[BEGIN DATASET]
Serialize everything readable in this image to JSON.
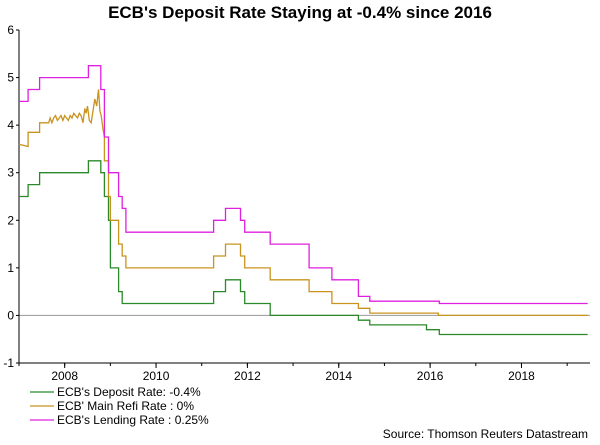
{
  "chart_data": {
    "type": "line",
    "title": "ECB's Deposit Rate Staying at -0.4% since 2016",
    "xlabel": "",
    "ylabel": "",
    "xlim": [
      2007.0,
      2019.5
    ],
    "ylim": [
      -1,
      6
    ],
    "y_ticks": [
      -1,
      0,
      1,
      2,
      3,
      4,
      5,
      6
    ],
    "x_ticks": [
      2008,
      2010,
      2012,
      2014,
      2016,
      2018
    ],
    "legend_position": "bottom-left",
    "source": "Source: Thomson Reuters Datastream",
    "series": [
      {
        "name": "ECB's Deposit Rate: -0.4%",
        "color": "#2a8a2a",
        "x": [
          2007.0,
          2007.2,
          2007.2,
          2007.45,
          2007.45,
          2008.52,
          2008.52,
          2008.79,
          2008.79,
          2008.87,
          2008.87,
          2008.96,
          2008.96,
          2009.0,
          2009.0,
          2009.18,
          2009.18,
          2009.26,
          2009.26,
          2009.34,
          2009.34,
          2011.26,
          2011.26,
          2011.52,
          2011.52,
          2011.85,
          2011.85,
          2011.94,
          2011.94,
          2012.5,
          2012.5,
          2013.85,
          2013.85,
          2014.43,
          2014.43,
          2014.68,
          2014.68,
          2015.92,
          2015.92,
          2016.2,
          2016.2,
          2019.45
        ],
        "values": [
          2.5,
          2.5,
          2.75,
          2.75,
          3.0,
          3.0,
          3.25,
          3.25,
          3.0,
          3.0,
          2.5,
          2.5,
          2.0,
          2.0,
          1.0,
          1.0,
          0.5,
          0.5,
          0.25,
          0.25,
          0.25,
          0.25,
          0.5,
          0.5,
          0.75,
          0.75,
          0.5,
          0.5,
          0.25,
          0.25,
          0.0,
          0.0,
          0.0,
          0.0,
          -0.1,
          -0.1,
          -0.2,
          -0.2,
          -0.3,
          -0.3,
          -0.4,
          -0.4
        ]
      },
      {
        "name": "ECB' Main Refi Rate : 0%",
        "color": "#c8941e",
        "x": [
          2007.0,
          2007.2,
          2007.2,
          2007.45,
          2007.45,
          2007.65,
          2007.68,
          2007.72,
          2007.76,
          2007.8,
          2007.84,
          2007.88,
          2007.92,
          2007.96,
          2008.0,
          2008.04,
          2008.08,
          2008.12,
          2008.16,
          2008.2,
          2008.24,
          2008.28,
          2008.32,
          2008.36,
          2008.4,
          2008.44,
          2008.47,
          2008.5,
          2008.54,
          2008.58,
          2008.62,
          2008.66,
          2008.7,
          2008.74,
          2008.77,
          2008.8,
          2008.84,
          2008.87,
          2008.87,
          2008.96,
          2008.96,
          2009.0,
          2009.0,
          2009.18,
          2009.18,
          2009.26,
          2009.26,
          2009.34,
          2009.34,
          2011.26,
          2011.26,
          2011.52,
          2011.52,
          2011.85,
          2011.85,
          2011.94,
          2011.94,
          2012.5,
          2012.5,
          2013.35,
          2013.35,
          2013.85,
          2013.85,
          2014.43,
          2014.43,
          2014.68,
          2014.68,
          2016.18,
          2016.18,
          2019.45
        ],
        "values": [
          3.6,
          3.55,
          3.85,
          3.85,
          4.05,
          4.05,
          4.15,
          4.05,
          4.15,
          4.2,
          4.1,
          4.15,
          4.2,
          4.1,
          4.2,
          4.15,
          4.1,
          4.2,
          4.15,
          4.25,
          4.2,
          4.15,
          4.25,
          4.2,
          4.05,
          4.35,
          4.25,
          4.4,
          4.1,
          4.05,
          4.3,
          4.55,
          4.4,
          4.75,
          4.3,
          4.2,
          3.9,
          3.75,
          3.25,
          3.25,
          2.5,
          2.5,
          2.0,
          2.0,
          1.5,
          1.5,
          1.25,
          1.25,
          1.0,
          1.0,
          1.25,
          1.25,
          1.5,
          1.5,
          1.25,
          1.25,
          1.0,
          1.0,
          0.75,
          0.75,
          0.5,
          0.5,
          0.25,
          0.25,
          0.15,
          0.15,
          0.05,
          0.05,
          0.0,
          0.0
        ]
      },
      {
        "name": "ECB's Lending Rate : 0.25%",
        "color": "#e020e0",
        "x": [
          2007.0,
          2007.2,
          2007.2,
          2007.45,
          2007.45,
          2008.52,
          2008.52,
          2008.79,
          2008.79,
          2008.87,
          2008.87,
          2008.96,
          2008.96,
          2009.0,
          2009.0,
          2009.18,
          2009.18,
          2009.26,
          2009.26,
          2009.34,
          2009.34,
          2011.26,
          2011.26,
          2011.52,
          2011.52,
          2011.85,
          2011.85,
          2011.94,
          2011.94,
          2012.5,
          2012.5,
          2013.35,
          2013.35,
          2013.85,
          2013.85,
          2014.43,
          2014.43,
          2014.68,
          2014.68,
          2015.92,
          2015.92,
          2016.2,
          2016.2,
          2019.45
        ],
        "values": [
          4.5,
          4.5,
          4.75,
          4.75,
          5.0,
          5.0,
          5.25,
          5.25,
          4.75,
          4.75,
          3.75,
          3.75,
          3.0,
          3.0,
          3.0,
          3.0,
          2.5,
          2.5,
          2.25,
          2.25,
          1.75,
          1.75,
          2.0,
          2.0,
          2.25,
          2.25,
          2.0,
          2.0,
          1.75,
          1.75,
          1.5,
          1.5,
          1.0,
          1.0,
          0.75,
          0.75,
          0.4,
          0.4,
          0.3,
          0.3,
          0.3,
          0.3,
          0.25,
          0.25
        ]
      }
    ]
  }
}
[END DATASET]
WHAT YOU WILL DO: Write out each line of the data that holds the string "color".

SOLVED PROBLEM:
        "color": "#2a8a2a",
        "color": "#c8941e",
        "color": "#e020e0",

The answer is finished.